Write out each line that follows exactly as it stands, without the pictures.

— start of DATA SHOWN —

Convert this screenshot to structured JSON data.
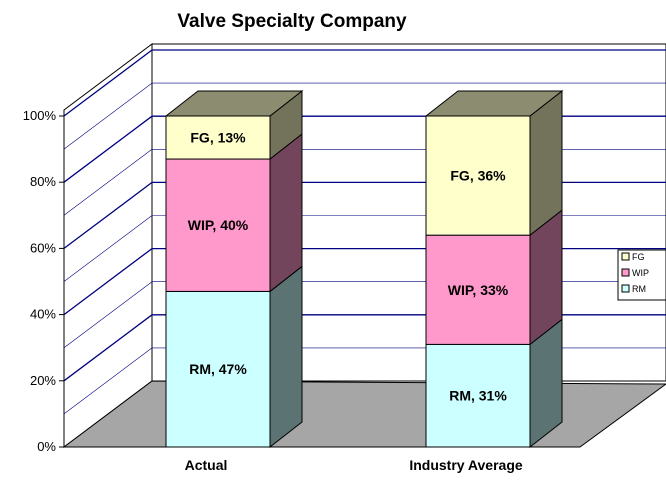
{
  "chart_data": {
    "type": "bar",
    "stacked": true,
    "three_d": true,
    "title": "Valve Specialty Company",
    "categories": [
      "Actual",
      "Industry Average"
    ],
    "series": [
      {
        "name": "RM",
        "values": [
          47,
          31
        ],
        "labels": [
          "RM, 47%",
          "RM, 31%"
        ]
      },
      {
        "name": "WIP",
        "values": [
          40,
          33
        ],
        "labels": [
          "WIP, 40%",
          "WIP, 33%"
        ]
      },
      {
        "name": "FG",
        "values": [
          13,
          36
        ],
        "labels": [
          "FG, 13%",
          "FG, 36%"
        ]
      }
    ],
    "y_ticks": [
      "0%",
      "20%",
      "40%",
      "60%",
      "80%",
      "100%"
    ],
    "ylim": [
      0,
      100
    ],
    "grid": true,
    "legend": {
      "position": "right",
      "entries": [
        "FG",
        "WIP",
        "RM"
      ]
    },
    "colors": {
      "RM": "#ccffff",
      "WIP": "#ff99cc",
      "FG": "#ffffcc",
      "floor": "#a6a6a6",
      "wall": "#ffffff",
      "gridline": "#000080"
    }
  }
}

— end of DATA SHOWN —

### EXERCISE OUTPUT
Convert this screenshot to structured JSON data.
{
  "chart_data": {
    "type": "bar",
    "stacked": true,
    "three_d": true,
    "title": "Valve Specialty Company",
    "categories": [
      "Actual",
      "Industry Average"
    ],
    "series": [
      {
        "name": "RM",
        "values": [
          47,
          31
        ],
        "labels": [
          "RM, 47%",
          "RM, 31%"
        ]
      },
      {
        "name": "WIP",
        "values": [
          40,
          33
        ],
        "labels": [
          "WIP, 40%",
          "WIP, 33%"
        ]
      },
      {
        "name": "FG",
        "values": [
          13,
          36
        ],
        "labels": [
          "FG, 13%",
          "FG, 36%"
        ]
      }
    ],
    "y_ticks": [
      "0%",
      "20%",
      "40%",
      "60%",
      "80%",
      "100%"
    ],
    "ylim": [
      0,
      100
    ],
    "grid": true,
    "legend": {
      "position": "right",
      "entries": [
        "FG",
        "WIP",
        "RM"
      ]
    },
    "colors": {
      "RM": "#ccffff",
      "WIP": "#ff99cc",
      "FG": "#ffffcc",
      "floor": "#a6a6a6",
      "wall": "#ffffff",
      "gridline": "#000080"
    }
  }
}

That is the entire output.